**What to do**
List every line in this data where the string "Power" occurs.

**Records supplied**

________________

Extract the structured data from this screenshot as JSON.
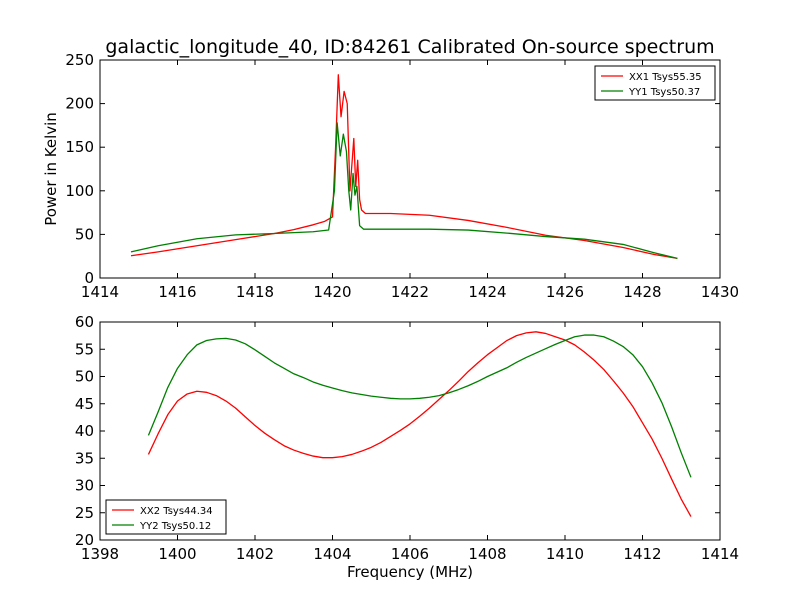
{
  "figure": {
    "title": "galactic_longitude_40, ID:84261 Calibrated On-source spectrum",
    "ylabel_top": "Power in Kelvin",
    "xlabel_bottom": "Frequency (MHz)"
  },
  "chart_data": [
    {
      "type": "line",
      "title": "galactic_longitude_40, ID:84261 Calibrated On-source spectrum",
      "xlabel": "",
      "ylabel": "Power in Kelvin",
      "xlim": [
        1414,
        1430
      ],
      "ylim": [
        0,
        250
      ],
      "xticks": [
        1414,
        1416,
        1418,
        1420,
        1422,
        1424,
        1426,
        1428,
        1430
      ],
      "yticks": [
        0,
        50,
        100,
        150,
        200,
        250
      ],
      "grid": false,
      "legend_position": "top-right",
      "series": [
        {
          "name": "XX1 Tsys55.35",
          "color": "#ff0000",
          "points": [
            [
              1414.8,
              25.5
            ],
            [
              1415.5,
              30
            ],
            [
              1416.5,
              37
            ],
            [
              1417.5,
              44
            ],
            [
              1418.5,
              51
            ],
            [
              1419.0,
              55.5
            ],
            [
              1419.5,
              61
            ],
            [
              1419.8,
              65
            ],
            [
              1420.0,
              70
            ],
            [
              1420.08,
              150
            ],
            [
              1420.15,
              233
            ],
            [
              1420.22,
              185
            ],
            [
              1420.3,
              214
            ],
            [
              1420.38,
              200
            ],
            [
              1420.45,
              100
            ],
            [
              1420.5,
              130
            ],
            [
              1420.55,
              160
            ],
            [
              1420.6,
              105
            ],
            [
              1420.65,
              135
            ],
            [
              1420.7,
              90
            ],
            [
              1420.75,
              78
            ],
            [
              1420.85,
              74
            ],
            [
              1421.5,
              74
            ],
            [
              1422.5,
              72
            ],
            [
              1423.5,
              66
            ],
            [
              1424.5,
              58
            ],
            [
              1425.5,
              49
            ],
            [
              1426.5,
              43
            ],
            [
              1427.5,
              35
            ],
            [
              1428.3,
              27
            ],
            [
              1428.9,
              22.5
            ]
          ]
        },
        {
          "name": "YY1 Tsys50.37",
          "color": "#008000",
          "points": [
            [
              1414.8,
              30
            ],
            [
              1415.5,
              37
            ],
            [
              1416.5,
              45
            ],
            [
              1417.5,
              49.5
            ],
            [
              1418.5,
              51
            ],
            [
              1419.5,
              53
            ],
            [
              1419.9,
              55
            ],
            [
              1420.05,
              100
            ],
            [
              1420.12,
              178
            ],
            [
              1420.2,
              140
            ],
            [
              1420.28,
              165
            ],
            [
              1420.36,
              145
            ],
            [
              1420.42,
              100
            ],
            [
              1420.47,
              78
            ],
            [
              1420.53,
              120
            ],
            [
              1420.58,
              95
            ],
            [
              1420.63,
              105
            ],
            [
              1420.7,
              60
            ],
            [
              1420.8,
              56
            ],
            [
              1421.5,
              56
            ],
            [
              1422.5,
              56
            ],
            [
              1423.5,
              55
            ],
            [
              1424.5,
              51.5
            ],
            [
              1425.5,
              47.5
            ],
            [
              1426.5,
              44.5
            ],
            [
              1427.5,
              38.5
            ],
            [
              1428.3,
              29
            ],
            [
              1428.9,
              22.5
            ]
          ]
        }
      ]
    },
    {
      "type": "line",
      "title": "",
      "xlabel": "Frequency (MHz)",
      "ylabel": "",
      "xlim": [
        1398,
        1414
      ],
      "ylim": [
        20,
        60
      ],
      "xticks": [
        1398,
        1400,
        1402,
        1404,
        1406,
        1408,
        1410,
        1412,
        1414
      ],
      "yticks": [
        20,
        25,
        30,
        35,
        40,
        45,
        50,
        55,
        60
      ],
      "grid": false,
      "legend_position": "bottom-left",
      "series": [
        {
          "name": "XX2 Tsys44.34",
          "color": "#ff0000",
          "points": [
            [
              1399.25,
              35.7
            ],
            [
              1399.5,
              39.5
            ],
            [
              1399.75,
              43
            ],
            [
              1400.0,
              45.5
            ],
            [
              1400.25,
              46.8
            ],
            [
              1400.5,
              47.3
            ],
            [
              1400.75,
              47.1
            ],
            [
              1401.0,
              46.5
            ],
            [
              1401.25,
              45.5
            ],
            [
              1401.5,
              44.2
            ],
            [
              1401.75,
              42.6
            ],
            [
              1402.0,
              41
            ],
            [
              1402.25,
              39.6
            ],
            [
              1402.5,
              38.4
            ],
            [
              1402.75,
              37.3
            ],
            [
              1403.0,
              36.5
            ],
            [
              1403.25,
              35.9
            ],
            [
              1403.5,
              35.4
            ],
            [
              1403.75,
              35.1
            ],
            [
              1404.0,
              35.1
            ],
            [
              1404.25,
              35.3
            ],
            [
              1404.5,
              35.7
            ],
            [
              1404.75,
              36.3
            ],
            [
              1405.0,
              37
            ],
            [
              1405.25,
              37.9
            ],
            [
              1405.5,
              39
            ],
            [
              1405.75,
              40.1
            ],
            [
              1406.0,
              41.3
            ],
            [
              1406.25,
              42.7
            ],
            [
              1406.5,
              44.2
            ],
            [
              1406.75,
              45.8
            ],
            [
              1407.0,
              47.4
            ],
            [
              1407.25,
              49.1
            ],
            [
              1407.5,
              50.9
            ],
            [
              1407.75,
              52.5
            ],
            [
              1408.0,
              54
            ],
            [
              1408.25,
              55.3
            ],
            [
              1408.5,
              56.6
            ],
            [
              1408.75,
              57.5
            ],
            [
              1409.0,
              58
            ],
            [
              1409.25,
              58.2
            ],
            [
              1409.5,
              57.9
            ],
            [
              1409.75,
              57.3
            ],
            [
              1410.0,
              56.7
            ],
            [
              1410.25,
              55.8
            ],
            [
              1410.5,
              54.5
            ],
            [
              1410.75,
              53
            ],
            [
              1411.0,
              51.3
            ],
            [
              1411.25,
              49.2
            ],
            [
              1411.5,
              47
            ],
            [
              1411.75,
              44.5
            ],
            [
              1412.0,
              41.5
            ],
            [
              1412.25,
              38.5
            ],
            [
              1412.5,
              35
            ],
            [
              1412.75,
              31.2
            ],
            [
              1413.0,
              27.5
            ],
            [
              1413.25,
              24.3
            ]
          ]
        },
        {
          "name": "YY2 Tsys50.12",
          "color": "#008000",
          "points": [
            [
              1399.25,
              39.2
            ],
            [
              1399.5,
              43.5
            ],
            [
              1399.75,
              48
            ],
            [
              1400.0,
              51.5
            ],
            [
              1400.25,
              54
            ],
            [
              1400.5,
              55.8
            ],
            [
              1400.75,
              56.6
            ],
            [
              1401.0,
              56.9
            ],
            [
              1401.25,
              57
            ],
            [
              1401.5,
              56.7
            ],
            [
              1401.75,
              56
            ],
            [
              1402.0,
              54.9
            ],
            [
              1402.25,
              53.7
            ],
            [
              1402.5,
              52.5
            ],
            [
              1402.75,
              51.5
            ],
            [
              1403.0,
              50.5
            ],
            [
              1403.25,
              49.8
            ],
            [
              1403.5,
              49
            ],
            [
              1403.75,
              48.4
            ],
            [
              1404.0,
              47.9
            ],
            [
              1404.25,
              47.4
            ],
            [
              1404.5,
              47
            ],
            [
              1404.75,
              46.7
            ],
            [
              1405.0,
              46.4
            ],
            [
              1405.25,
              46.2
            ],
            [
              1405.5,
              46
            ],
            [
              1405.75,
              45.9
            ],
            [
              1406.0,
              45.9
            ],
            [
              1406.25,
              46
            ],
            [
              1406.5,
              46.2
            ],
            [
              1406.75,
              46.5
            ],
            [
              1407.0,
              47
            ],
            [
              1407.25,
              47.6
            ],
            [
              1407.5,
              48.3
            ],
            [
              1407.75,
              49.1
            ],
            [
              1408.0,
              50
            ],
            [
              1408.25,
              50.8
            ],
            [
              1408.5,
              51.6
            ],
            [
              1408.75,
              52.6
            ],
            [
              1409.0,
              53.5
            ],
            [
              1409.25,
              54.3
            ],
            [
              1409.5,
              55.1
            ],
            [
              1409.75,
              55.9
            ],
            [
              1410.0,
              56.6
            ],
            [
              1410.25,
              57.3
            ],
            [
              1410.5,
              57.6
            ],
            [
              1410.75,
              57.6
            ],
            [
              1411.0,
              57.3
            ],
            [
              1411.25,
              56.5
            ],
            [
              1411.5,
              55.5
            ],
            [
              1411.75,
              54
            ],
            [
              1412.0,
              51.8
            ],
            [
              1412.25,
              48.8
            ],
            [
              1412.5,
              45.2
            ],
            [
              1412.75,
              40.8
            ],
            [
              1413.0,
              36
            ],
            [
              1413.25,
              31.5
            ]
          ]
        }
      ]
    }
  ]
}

________________

**The solution**
    "ylabel_top": "Power in Kelvin",
      "ylabel": "Power in Kelvin",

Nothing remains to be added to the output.